▶ _What this task involves_:
Extract the lines that carry the string "Bürgermeister" from the listing.
════
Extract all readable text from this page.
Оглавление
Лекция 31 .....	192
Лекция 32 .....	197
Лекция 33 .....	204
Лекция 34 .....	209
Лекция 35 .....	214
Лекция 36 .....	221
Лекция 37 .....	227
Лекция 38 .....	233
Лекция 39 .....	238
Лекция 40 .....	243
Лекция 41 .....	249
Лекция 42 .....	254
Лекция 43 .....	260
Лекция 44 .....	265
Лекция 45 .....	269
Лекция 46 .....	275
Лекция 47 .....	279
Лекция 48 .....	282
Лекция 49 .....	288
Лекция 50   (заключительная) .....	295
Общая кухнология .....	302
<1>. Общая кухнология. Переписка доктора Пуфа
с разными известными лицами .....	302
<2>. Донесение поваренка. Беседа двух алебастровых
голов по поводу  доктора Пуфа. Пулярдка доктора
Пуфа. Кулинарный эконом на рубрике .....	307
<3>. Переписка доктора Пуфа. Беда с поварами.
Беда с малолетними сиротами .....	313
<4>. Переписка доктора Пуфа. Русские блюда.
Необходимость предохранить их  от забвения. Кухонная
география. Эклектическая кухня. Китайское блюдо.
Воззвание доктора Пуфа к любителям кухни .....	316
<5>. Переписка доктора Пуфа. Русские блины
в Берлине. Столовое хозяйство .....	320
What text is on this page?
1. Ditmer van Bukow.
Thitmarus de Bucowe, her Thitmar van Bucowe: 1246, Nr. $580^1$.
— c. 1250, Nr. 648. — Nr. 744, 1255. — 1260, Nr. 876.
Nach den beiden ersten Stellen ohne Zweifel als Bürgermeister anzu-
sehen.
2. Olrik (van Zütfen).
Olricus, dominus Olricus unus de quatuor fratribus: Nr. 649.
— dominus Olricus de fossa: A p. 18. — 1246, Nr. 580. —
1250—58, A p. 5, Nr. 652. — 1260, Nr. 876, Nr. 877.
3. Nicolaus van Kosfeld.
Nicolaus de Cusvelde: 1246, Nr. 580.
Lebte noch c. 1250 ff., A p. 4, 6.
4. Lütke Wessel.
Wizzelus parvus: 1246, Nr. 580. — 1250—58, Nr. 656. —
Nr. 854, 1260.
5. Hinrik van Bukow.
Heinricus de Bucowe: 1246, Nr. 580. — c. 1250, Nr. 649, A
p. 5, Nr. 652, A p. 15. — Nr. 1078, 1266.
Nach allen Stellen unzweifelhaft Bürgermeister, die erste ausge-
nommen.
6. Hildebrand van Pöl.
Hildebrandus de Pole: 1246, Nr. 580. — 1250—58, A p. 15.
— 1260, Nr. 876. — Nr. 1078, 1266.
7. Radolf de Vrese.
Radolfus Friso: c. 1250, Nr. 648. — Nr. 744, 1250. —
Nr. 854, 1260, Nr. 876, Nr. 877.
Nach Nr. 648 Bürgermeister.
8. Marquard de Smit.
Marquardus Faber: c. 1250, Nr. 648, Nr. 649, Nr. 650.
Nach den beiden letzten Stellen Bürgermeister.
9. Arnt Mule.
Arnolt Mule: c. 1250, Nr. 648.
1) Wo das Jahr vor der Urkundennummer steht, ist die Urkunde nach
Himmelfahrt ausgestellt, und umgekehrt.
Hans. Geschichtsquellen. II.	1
════
▶ _Exercise output_:
Nach den beiden ersten Stellen ohne Zweifel als Bürgermeister anzu-
Nach allen Stellen unzweifelhaft Bürgermeister, die erste ausge-
Nach Nr. 648 Bürgermeister.
Nach den beiden letzten Stellen Bürgermeister.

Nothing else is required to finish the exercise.